**OBJECTIVE:**
Count how many lines of the data below contain the string "cccccc"; the reply should be that number alone.

━━━━━━━━━━━━━━━━

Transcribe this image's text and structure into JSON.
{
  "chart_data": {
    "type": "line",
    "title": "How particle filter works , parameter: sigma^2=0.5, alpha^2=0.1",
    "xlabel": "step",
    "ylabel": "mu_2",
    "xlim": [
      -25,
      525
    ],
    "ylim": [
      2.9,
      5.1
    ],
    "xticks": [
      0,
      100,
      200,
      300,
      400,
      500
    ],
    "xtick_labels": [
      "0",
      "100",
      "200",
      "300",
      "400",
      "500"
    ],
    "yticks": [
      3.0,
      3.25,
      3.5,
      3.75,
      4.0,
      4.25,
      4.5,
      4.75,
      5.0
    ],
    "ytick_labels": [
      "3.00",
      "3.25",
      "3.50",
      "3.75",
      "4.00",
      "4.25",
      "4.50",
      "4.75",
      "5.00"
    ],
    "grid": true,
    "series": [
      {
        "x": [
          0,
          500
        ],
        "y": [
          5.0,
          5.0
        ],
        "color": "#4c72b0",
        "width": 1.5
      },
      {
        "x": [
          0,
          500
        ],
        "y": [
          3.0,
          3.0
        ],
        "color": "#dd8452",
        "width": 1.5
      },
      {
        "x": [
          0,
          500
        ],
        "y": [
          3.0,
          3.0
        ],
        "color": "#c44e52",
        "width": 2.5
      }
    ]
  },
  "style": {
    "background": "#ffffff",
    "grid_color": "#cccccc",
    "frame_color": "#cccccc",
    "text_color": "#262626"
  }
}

━━━━━━━━━━━━━━━━

**RESULT OF THE TASK:**
2